Texte source:
——
On nous avait prévenus : ce monstre du 9e art qu'est Hermann est un auteur entier, particulièrement prolixe pour exprimer ses rancœurs, ses révoltes ou sa démarche artistique. Yves H., son fils et scénariste du Diable des sept mers, nouveau diptyque chez Aire libre, en a fait les frais au cours d’une rencontre toutefois très agréable : il a eu bien du mal à en placer une ! En nous faisant l’honneur de répondre à nos questions, Hermann nous a toutefois permis d’éprouver beaucoup d’admiration mêlée de tendresse, pour cet artiste pur, direct dans ses propos et (évidemment) légèrement misanthrope.
interview Bande dessinée
Hermann et Yves H.
Pour commencer, pouvez-vous confirmer le résultat de l’exercice auquel nous nous sommes livrés en comptant le nombre de vos albums publiés : nous sommes arrivé au chiffre hallucinant de 101 albums !
——
Bloc de données:
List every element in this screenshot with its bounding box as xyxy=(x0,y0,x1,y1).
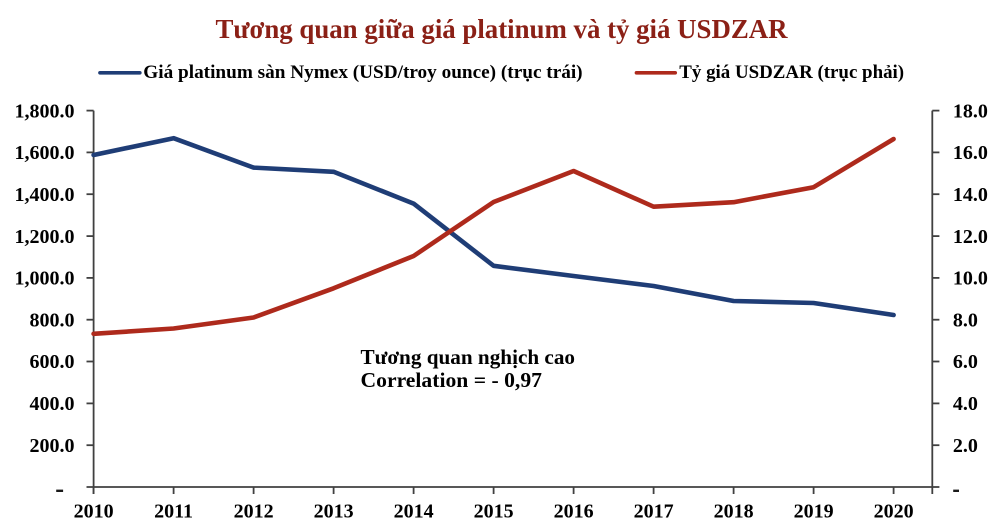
——
Consigne:
Relevez dans l'entretien avec Hermann le passage qui va de "On nous avait" à "Hermann et Yves H.". Le listing est un document à part, sans lien avec l'entretien avec Hermann.

Réponse proposée:
On nous avait prévenus : ce monstre du 9e art qu'est Hermann est un auteur entier, particulièrement prolixe pour exprimer ses rancœurs, ses révoltes ou sa démarche artistique. Yves H., son fils et scénariste du Diable des sept mers, nouveau diptyque chez Aire libre, en a fait les frais au cours d’une rencontre toutefois très agréable : il a eu bien du mal à en placer une ! En nous faisant l’honneur de répondre à nos questions, Hermann nous a toutefois permis d’éprouver beaucoup d’admiration mêlée de tendresse, pour cet artiste pur, direct dans ses propos et (évidemment) légèrement misanthrope.
interview Bande dessinée
Hermann et Yves H.